WRITTEN INSTRUCTION –
Copy each line below that includes "소비습관을".

EXERCISE MATERIALS –
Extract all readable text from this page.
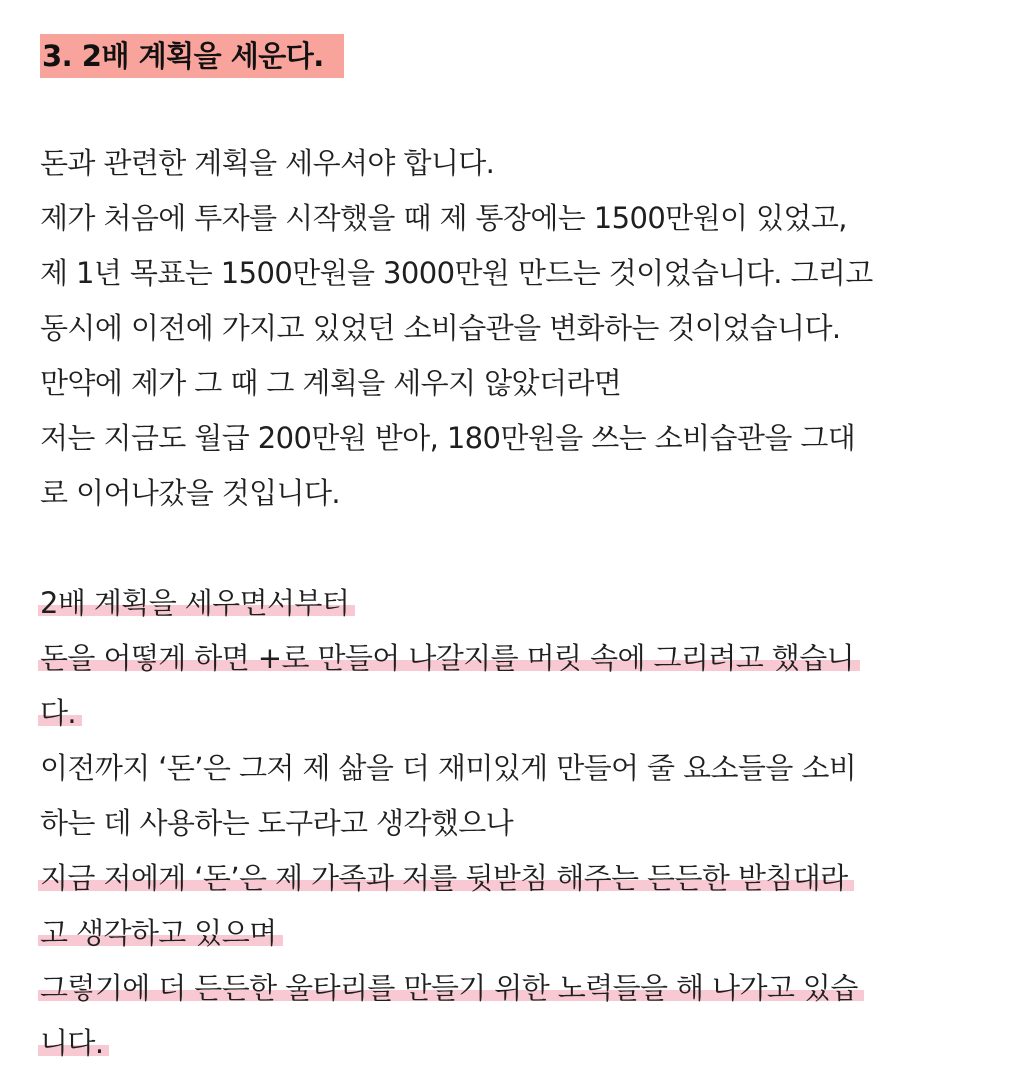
3. 2배 계획을 세운다.
돈과 관련한 계획을 세우셔야 합니다.
제가 처음에 투자를 시작했을 때 제 통장에는 1500만원이 있었고,
제 1년 목표는 1500만원을 3000만원 만드는 것이었습니다. 그리고
동시에 이전에 가지고 있었던 소비습관을 변화하는 것이었습니다.
만약에 제가 그 때 그 계획을 세우지 않았더라면
저는 지금도 월급 200만원 받아, 180만원을 쓰는 소비습관을 그대
로 이어나갔을 것입니다.
2배 계획을 세우면서부터
돈을 어떻게 하면 +로 만들어 나갈지를 머릿 속에 그리려고 했습니
다.
이전까지 ‘돈’은 그저 제 삶을 더 재미있게 만들어 줄 요소들을 소비
하는 데 사용하는 도구라고 생각했으나
지금 저에게 ‘돈’은 제 가족과 저를 뒷받침 해주는 든든한 받침대라
고 생각하고 있으며
그렇기에 더 든든한 울타리를 만들기 위한 노력들을 해 나가고 있습
니다.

THE SOLUTION –
동시에 이전에 가지고 있었던 소비습관을 변화하는 것이었습니다.
저는 지금도 월급 200만원 받아, 180만원을 쓰는 소비습관을 그대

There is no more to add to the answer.